**What needs to be done**: Exactly as they appear, output all of the entries.

**Dataset extract**:
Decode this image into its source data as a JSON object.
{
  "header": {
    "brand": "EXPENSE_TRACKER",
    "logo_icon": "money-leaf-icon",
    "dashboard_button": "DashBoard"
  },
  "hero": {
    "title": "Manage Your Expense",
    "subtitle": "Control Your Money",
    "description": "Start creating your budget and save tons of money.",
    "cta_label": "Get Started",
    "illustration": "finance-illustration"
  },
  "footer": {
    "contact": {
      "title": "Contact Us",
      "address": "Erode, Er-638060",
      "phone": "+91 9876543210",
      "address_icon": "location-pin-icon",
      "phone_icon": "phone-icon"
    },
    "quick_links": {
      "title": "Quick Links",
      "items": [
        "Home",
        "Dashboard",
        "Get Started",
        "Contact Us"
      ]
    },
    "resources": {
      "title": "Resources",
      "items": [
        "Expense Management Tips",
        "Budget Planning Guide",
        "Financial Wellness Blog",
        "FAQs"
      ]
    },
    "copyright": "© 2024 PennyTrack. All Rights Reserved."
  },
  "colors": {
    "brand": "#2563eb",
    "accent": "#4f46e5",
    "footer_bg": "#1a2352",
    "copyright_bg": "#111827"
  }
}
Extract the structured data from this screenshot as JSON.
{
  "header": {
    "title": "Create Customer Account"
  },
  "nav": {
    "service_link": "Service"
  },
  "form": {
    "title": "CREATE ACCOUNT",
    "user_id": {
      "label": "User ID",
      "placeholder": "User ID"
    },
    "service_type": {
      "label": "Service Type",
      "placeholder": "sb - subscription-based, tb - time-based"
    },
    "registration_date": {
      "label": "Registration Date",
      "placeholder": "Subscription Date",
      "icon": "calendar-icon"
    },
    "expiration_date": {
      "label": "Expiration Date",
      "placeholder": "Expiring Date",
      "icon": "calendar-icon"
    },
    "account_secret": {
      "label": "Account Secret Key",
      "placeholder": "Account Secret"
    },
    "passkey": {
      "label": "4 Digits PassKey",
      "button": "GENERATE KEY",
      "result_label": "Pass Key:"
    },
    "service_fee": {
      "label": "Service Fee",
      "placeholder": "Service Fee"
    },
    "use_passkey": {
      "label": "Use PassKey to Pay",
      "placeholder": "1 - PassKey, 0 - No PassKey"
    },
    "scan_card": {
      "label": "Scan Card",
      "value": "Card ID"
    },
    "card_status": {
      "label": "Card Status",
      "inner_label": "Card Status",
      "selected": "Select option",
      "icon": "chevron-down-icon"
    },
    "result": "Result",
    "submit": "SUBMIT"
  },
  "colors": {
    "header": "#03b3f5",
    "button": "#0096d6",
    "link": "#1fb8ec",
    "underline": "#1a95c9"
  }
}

**Solution to the exercise**:
Decode this image into its source data as a JSON object.
{
  "header": {
    "brand": "EXPENSE_TRACKER",
    "logo_icon": "money-leaf-icon",
    "dashboard_button": "DashBoard"
  },
  "hero": {
    "title": "Manage Your Expense",
    "subtitle": "Control Your Money",
    "description": "Start creating your budget and save tons of money.",
    "cta_label": "Get Started",
    "illustration": "finance-illustration"
  },
  "footer": {
    "contact": {
      "title": "Contact Us",
      "address": "Erode, Er-638060",
      "phone": "+91 9876543210",
      "address_icon": "location-pin-icon",
      "phone_icon": "phone-icon"
    },
    "quick_links": {
      "title": "Quick Links",
      "items": [
        "Home",
        "Dashboard",
        "Get Started",
        "Contact Us"
      ]
    },
    "resources": {
      "title": "Resources",
      "items": [
        "Expense Management Tips",
        "Budget Planning Guide",
        "Financial Wellness Blog",
        "FAQs"
      ]
    },
    "copyright": "© 2024 PennyTrack. All Rights Reserved."
  },
  "colors": {
    "brand": "#2563eb",
    "accent": "#4f46e5",
    "footer_bg": "#1a2352",
    "copyright_bg": "#111827"
  }
}
Extract the structured data from this screenshot as JSON.
{
  "header": {
    "title": "Create Customer Account"
  },
  "nav": {
    "service_link": "Service"
  },
  "form": {
    "title": "CREATE ACCOUNT",
    "user_id": {
      "label": "User ID",
      "placeholder": "User ID"
    },
    "service_type": {
      "label": "Service Type",
      "placeholder": "sb - subscription-based, tb - time-based"
    },
    "registration_date": {
      "label": "Registration Date",
      "placeholder": "Subscription Date",
      "icon": "calendar-icon"
    },
    "expiration_date": {
      "label": "Expiration Date",
      "placeholder": "Expiring Date",
      "icon": "calendar-icon"
    },
    "account_secret": {
      "label": "Account Secret Key",
      "placeholder": "Account Secret"
    },
    "passkey": {
      "label": "4 Digits PassKey",
      "button": "GENERATE KEY",
      "result_label": "Pass Key:"
    },
    "service_fee": {
      "label": "Service Fee",
      "placeholder": "Service Fee"
    },
    "use_passkey": {
      "label": "Use PassKey to Pay",
      "placeholder": "1 - PassKey, 0 - No PassKey"
    },
    "scan_card": {
      "label": "Scan Card",
      "value": "Card ID"
    },
    "card_status": {
      "label": "Card Status",
      "inner_label": "Card Status",
      "selected": "Select option",
      "icon": "chevron-down-icon"
    },
    "result": "Result",
    "submit": "SUBMIT"
  },
  "colors": {
    "header": "#03b3f5",
    "button": "#0096d6",
    "link": "#1fb8ec",
    "underline": "#1a95c9"
  }
}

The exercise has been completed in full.